(Element and region data)
------------------------------------------------------------

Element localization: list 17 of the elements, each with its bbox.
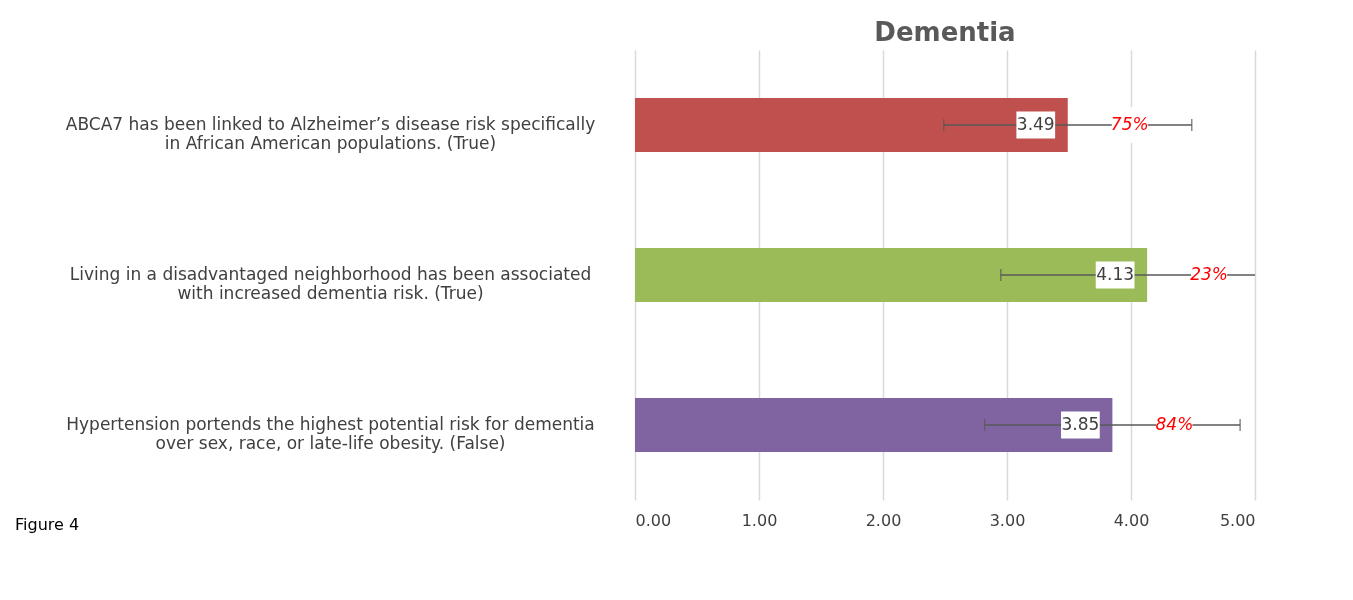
x-tick-label: 3.00 [989, 510, 1026, 530]
y-tick-label: ABCA7 has been linked to Alzheimer’s disease risk specifically in African American populations. (True) [65, 114, 596, 153]
chart-title: Dementia [874, 17, 1016, 47]
x-tick-label: 4.00 [1113, 510, 1150, 530]
y-tick-label: Hypertension portends the highest potential risk for dementia over sex, race, or late-life obesity. (False) [66, 414, 595, 453]
data-label: 4.13 [1096, 264, 1135, 284]
x-tick-label: 0.00 [635, 510, 672, 530]
annotation: 75% [1110, 114, 1149, 134]
annotation: 84% [1155, 414, 1194, 434]
y-tick-label: Living in a disadvantaged neighborhood has been associated with increased dementia risk. (True) [69, 264, 592, 303]
annotation: 23% [1190, 264, 1229, 284]
x-tick-label: 5.00 [1219, 510, 1256, 530]
data-label: 3.49 [1016, 114, 1055, 134]
caption: Figure 4 [15, 515, 80, 534]
x-tick-label: 1.00 [741, 510, 778, 530]
data-label: 3.85 [1061, 414, 1100, 434]
x-tick-label: 2.00 [865, 510, 902, 530]
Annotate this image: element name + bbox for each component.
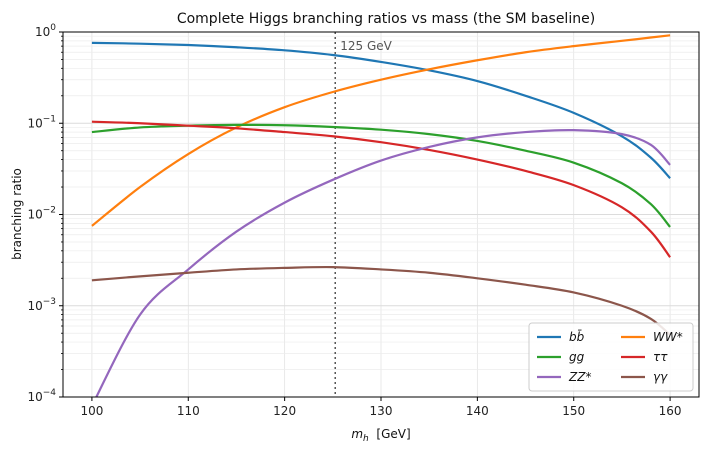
y-tick-label: 100	[35, 23, 56, 39]
y-tick-label: 10−1	[27, 114, 56, 130]
x-tick-label: 120	[273, 404, 296, 418]
y-tick-label: 10−2	[27, 206, 56, 222]
x-tick-label: 100	[80, 404, 103, 418]
x-tick-label: 150	[562, 404, 585, 418]
legend-label: γγ	[653, 370, 668, 384]
legend-label: WW*	[653, 330, 683, 344]
axis-ticks: 100 110 120 130 140 150 160 10−4 10−3 10−2 10−1 100	[27, 23, 681, 418]
annotation: 125 GeV	[334, 32, 393, 397]
chart-title: Complete Higgs branching ratios vs mass …	[177, 11, 595, 27]
legend-label: bb̄	[569, 330, 585, 344]
legend-label: ZZ*	[568, 370, 591, 384]
y-tick-label: 10−3	[27, 297, 56, 313]
series-line	[91, 120, 671, 258]
x-tick-label: 130	[370, 404, 393, 418]
series-line	[91, 265, 671, 336]
legend-label: ττ	[653, 350, 668, 364]
reference-line-label: 125 GeV	[340, 39, 392, 53]
x-axis-title: mh [GeV]	[351, 427, 410, 444]
y-tick-label: 10−4	[27, 388, 56, 404]
series-line	[91, 34, 671, 227]
legend: bb̄ WW* gg ττ ZZ* γγ	[528, 322, 694, 392]
grid	[63, 31, 699, 398]
x-tick-label: 140	[466, 404, 489, 418]
series-lines	[91, 34, 671, 397]
x-tick-label: 160	[659, 404, 682, 418]
y-axis-title: branching ratio	[10, 168, 24, 260]
legend-box	[528, 322, 694, 392]
x-tick-label: 110	[177, 404, 200, 418]
legend-label: gg	[569, 350, 585, 364]
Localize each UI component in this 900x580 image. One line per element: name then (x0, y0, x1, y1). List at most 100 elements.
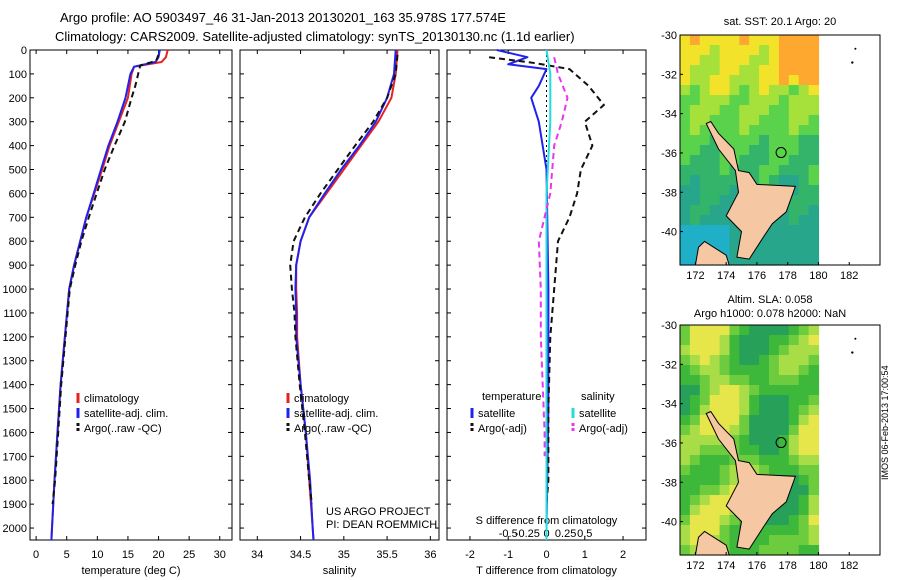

------------------------------------------------------------

* _Exercise goal_
Format every line of the entries above as a single numbered list, skipping any blank lines. Leave the pictures out of your answer.

* _Worked answer_
1. Element localization: list 17 of the elements, each with its bbox.
2. x-tick-label: 3.00 [989, 510, 1026, 530]
3. y-tick-label: ABCA7 has been linked to Alzheimer’s disease risk specifically in African American populations. (True) [65, 114, 596, 153]
4. chart-title: Dementia [874, 17, 1016, 47]
5. x-tick-label: 4.00 [1113, 510, 1150, 530]
6. y-tick-label: Hypertension portends the highest potential risk for dementia over sex, race, or late-life obesity. (False) [66, 414, 595, 453]
7. data-label: 4.13 [1096, 264, 1135, 284]
8. x-tick-label: 0.00 [635, 510, 672, 530]
9. annotation: 75% [1110, 114, 1149, 134]
10. annotation: 84% [1155, 414, 1194, 434]
11. y-tick-label: Living in a disadvantaged neighborhood has been associated with increased dementia risk. (True) [69, 264, 592, 303]
12. annotation: 23% [1190, 264, 1229, 284]
13. x-tick-label: 5.00 [1219, 510, 1256, 530]
14. data-label: 3.49 [1016, 114, 1055, 134]
15. caption: Figure 4 [15, 515, 80, 534]
16. x-tick-label: 1.00 [741, 510, 778, 530]
17. data-label: 3.85 [1061, 414, 1100, 434]
18. x-tick-label: 2.00 [865, 510, 902, 530]
19. Annotate this image: element name + bbox for each component.
20. y-tick-label: 100	[35, 23, 56, 39]
21. y-tick-label: 10−1	[27, 114, 56, 130]
22. x-tick-label: 120	[273, 404, 296, 418]
23. y-tick-label: 10−2	[27, 206, 56, 222]
24. x-tick-label: 100	[80, 404, 103, 418]
25. x-tick-label: 150	[562, 404, 585, 418]
26. legend-label: γγ	[653, 370, 668, 384]
27. legend-label: WW*	[653, 330, 683, 344]
28. axis-ticks: 100 110 120 130 140 150 160 10−4 10−3 10−2 10−1 100	[27, 23, 681, 418]
29. annotation: 125 GeV	[334, 32, 393, 397]
30. chart-title: Complete Higgs branching ratios vs mass …	[177, 11, 595, 27]
31. legend-label: bb̄	[569, 330, 585, 344]
32. legend-label: ZZ*	[568, 370, 591, 384]
33. y-tick-label: 10−3	[27, 297, 56, 313]
34. series-line	[91, 120, 671, 258]
35. x-tick-label: 130	[370, 404, 393, 418]
36. series-line	[91, 265, 671, 336]
37. legend-label: ττ	[653, 350, 668, 364]
38. reference-line-label: 125 GeV	[340, 39, 392, 53]
39. x-axis-title: mh [GeV]	[351, 427, 410, 444]
40. y-tick-label: 10−4	[27, 388, 56, 404]
41. series-line	[91, 34, 671, 227]
42. legend: bb̄ WW* gg ττ ZZ* γγ	[528, 322, 694, 392]
43. grid	[63, 31, 699, 398]
44. x-tick-label: 140	[466, 404, 489, 418]
45. series-lines	[91, 34, 671, 397]
46. x-tick-label: 160	[659, 404, 682, 418]
47. y-axis-title: branching ratio	[10, 168, 24, 260]
48. legend-box	[528, 322, 694, 392]
49. x-tick-label: 110	[177, 404, 200, 418]
50. legend-label: gg	[569, 350, 585, 364]
51. Localize each UI component in this 900x580 image. One line per element: name then (x0, y0, x1, y1). List at most 100 elements.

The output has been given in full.